**REQUIREMENT:**
Show each line from the listing that includes the word "magnitude".

**RAW DATA:**
=-=-=-=-=

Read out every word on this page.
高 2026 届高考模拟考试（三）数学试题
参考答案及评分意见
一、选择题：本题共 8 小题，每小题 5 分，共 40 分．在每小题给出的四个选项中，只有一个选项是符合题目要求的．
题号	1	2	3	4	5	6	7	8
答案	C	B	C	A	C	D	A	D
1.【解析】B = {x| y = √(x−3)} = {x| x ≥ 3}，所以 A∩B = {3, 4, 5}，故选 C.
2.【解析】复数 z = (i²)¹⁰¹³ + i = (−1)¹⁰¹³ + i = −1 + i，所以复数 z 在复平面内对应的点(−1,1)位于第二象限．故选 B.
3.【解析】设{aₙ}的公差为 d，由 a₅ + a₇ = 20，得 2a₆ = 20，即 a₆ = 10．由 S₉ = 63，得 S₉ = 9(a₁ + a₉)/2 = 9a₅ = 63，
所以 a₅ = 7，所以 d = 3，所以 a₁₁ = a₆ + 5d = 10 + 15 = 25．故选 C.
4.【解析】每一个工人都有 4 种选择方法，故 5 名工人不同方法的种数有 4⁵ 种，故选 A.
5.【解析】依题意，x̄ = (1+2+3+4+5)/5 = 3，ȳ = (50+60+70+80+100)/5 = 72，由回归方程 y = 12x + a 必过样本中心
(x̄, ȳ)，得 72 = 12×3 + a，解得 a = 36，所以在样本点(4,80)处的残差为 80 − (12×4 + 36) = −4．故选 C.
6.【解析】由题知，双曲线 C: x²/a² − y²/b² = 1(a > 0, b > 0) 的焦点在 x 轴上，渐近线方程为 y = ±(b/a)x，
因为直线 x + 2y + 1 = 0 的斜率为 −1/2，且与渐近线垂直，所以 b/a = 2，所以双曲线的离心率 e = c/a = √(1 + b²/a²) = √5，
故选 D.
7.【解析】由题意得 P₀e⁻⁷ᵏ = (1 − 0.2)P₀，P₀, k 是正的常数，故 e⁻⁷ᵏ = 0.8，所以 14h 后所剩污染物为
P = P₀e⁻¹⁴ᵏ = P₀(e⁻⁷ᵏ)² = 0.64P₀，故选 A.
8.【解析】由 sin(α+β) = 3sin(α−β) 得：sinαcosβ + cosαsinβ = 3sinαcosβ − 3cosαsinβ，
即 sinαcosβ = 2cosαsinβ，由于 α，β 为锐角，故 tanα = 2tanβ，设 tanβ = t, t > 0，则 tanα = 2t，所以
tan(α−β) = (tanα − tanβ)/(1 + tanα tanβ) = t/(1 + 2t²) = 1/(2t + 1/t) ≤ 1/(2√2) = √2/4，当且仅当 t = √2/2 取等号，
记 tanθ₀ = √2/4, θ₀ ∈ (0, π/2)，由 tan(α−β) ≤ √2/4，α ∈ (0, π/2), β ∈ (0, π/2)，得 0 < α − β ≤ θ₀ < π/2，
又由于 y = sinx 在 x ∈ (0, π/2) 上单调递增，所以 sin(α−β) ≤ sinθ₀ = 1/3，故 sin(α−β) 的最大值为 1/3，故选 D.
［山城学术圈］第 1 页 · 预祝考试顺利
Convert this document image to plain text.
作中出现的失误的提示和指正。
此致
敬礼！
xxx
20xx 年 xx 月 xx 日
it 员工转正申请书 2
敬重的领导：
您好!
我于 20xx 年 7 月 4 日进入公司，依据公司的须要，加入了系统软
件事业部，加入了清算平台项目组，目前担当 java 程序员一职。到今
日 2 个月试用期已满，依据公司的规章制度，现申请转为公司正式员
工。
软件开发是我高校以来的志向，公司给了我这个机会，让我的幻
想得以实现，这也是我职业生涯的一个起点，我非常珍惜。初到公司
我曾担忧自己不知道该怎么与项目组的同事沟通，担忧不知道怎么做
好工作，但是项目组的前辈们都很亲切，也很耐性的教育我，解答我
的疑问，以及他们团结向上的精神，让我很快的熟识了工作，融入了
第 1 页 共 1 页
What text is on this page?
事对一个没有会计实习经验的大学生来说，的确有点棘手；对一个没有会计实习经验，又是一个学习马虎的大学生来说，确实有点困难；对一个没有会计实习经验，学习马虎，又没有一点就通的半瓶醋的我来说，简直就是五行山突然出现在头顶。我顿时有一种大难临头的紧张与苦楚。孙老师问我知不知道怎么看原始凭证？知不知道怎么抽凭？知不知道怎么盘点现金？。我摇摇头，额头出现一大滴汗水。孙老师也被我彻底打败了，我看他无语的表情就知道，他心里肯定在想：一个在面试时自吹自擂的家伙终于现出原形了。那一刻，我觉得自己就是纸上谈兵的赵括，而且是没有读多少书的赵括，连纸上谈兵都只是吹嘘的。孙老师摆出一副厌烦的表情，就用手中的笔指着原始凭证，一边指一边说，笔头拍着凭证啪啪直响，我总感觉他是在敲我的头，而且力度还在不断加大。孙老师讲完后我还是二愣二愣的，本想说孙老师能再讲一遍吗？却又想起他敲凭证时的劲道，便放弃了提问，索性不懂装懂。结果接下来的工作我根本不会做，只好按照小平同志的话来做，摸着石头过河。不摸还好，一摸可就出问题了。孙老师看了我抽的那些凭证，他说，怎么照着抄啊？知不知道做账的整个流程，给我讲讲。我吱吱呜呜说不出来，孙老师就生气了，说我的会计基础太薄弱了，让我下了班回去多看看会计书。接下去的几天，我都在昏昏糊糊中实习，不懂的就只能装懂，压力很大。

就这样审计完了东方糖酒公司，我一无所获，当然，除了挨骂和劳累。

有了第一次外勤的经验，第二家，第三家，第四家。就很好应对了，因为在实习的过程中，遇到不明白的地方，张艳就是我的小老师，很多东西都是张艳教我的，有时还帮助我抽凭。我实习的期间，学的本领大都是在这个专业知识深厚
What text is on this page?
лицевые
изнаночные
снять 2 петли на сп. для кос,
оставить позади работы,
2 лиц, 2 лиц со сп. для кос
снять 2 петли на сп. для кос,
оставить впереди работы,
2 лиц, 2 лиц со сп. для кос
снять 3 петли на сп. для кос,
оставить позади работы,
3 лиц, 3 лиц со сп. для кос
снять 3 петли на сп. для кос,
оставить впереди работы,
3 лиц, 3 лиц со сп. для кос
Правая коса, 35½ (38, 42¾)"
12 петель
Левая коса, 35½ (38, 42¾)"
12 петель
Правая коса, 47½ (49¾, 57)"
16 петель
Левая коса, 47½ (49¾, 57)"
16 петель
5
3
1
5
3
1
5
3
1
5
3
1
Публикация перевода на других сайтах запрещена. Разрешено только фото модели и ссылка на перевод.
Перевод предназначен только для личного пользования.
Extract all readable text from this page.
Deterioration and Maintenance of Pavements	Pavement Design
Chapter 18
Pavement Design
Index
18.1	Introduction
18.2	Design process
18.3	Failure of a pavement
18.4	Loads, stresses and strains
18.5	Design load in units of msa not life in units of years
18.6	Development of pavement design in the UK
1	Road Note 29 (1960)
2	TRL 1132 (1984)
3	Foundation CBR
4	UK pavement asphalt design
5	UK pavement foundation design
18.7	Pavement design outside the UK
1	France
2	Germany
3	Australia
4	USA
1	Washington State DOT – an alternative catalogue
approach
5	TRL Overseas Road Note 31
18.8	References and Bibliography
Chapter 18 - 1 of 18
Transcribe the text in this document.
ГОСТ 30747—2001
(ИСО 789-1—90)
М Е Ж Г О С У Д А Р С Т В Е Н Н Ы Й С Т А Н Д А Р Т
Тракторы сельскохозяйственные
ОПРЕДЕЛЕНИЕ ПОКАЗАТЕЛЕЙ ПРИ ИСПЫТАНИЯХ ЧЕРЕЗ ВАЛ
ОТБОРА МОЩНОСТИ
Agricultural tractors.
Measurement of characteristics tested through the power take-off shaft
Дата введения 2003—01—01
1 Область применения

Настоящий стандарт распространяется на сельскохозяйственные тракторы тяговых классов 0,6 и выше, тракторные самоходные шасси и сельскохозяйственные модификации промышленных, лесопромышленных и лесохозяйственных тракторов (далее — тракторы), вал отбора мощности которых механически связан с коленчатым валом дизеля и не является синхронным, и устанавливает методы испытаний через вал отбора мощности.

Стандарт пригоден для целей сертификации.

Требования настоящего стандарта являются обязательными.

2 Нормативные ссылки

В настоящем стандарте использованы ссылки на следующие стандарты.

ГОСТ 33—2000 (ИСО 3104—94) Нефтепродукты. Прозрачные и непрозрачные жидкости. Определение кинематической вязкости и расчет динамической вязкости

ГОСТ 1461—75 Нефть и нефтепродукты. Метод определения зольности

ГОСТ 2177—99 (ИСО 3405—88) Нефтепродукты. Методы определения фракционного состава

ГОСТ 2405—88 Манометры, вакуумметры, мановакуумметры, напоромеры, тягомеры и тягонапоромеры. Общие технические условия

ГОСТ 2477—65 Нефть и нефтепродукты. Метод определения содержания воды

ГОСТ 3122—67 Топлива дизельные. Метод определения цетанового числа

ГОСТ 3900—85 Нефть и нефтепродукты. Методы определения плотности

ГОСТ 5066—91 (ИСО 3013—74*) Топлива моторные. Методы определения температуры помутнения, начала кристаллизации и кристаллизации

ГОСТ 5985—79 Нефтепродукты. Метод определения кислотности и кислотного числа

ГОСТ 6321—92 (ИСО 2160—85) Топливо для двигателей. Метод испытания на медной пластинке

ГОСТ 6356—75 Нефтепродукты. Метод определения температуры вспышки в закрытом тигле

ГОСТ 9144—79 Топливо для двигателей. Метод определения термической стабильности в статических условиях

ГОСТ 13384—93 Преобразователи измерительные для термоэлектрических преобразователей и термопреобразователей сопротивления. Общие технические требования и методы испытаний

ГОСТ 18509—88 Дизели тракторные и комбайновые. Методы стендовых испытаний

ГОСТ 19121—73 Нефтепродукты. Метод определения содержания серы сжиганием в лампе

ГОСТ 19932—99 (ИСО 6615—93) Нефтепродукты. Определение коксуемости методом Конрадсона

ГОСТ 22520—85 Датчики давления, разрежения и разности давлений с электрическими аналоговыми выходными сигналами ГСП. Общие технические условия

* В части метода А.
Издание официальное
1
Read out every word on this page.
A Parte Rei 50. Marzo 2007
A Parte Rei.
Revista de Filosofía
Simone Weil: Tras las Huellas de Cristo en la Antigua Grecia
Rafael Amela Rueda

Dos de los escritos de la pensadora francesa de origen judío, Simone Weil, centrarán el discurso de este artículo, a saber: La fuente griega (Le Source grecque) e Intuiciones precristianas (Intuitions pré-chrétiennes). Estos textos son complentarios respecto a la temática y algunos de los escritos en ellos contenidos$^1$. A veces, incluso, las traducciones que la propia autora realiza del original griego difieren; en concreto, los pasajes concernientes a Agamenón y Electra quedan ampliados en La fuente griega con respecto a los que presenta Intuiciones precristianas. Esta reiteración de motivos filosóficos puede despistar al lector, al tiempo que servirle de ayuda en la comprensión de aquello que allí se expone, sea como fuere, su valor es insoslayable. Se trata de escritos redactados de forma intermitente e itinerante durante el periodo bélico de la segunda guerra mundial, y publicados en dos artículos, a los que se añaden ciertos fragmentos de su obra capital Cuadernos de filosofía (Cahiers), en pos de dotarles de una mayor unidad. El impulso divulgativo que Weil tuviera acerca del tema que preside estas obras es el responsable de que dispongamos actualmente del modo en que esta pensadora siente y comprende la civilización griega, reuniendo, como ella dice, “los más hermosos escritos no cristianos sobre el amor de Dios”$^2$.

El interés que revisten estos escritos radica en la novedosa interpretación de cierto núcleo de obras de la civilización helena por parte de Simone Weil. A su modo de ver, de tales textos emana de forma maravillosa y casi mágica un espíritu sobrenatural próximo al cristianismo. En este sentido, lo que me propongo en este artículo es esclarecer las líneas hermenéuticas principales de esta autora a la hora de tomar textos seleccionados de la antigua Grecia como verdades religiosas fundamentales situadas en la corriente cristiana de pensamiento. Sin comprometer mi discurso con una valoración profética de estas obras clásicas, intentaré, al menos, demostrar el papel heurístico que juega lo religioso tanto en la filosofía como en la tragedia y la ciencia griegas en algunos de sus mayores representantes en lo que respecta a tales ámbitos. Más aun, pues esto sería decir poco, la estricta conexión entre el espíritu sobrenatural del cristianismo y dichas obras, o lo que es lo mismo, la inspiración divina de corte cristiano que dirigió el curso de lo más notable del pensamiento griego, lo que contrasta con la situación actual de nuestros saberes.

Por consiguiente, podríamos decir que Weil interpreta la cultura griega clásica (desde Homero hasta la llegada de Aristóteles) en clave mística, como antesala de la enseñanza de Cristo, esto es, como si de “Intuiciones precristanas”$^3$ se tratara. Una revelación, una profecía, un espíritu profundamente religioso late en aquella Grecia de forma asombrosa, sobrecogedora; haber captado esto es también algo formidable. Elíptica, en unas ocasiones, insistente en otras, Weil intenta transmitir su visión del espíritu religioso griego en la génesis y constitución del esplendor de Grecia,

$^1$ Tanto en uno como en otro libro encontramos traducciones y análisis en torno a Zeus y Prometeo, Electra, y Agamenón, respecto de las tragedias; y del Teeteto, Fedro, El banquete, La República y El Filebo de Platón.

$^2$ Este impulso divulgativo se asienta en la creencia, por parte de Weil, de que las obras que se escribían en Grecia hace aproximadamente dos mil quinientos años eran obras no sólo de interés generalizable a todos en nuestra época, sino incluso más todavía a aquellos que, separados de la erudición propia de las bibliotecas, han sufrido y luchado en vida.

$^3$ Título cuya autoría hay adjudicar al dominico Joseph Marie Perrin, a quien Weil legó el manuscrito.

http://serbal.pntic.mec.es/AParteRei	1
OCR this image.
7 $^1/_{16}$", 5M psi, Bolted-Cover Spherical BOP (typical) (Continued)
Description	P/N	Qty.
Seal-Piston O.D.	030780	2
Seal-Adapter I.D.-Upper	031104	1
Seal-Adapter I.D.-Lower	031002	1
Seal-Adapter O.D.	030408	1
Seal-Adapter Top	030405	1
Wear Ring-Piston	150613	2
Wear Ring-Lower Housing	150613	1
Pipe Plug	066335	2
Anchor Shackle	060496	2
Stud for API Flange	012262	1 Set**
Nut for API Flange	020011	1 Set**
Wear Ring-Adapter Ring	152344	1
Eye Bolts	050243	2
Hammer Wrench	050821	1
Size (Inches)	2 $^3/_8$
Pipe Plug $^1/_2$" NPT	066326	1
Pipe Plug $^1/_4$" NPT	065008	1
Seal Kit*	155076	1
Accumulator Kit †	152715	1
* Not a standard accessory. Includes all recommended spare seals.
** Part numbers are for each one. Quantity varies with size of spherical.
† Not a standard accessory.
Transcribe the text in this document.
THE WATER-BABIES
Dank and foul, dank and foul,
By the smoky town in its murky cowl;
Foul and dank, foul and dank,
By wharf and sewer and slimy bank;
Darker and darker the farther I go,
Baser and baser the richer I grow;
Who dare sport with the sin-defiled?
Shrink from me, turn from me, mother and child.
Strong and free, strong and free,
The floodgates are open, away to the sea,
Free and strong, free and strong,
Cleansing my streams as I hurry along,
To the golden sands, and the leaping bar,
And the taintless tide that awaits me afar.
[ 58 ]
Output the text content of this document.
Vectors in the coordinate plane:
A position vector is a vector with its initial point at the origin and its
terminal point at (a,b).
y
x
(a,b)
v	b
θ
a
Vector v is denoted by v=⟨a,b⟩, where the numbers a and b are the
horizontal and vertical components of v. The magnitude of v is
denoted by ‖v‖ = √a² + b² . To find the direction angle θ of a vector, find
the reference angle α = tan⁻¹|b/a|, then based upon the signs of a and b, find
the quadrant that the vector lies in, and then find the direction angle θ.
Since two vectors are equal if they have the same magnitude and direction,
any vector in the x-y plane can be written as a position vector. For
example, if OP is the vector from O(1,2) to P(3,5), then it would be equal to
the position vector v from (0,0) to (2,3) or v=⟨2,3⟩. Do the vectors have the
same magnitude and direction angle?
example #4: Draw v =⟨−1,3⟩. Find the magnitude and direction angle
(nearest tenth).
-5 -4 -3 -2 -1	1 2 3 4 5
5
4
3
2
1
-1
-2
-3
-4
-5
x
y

=-=-=-=-=

**RESPONSE BELOW:**
horizontal and vertical components of v. The magnitude of v is
Since two vectors are equal if they have the same magnitude and direction,
same magnitude and direction angle?
example #4: Draw v =⟨−1,3⟩. Find the magnitude and direction angle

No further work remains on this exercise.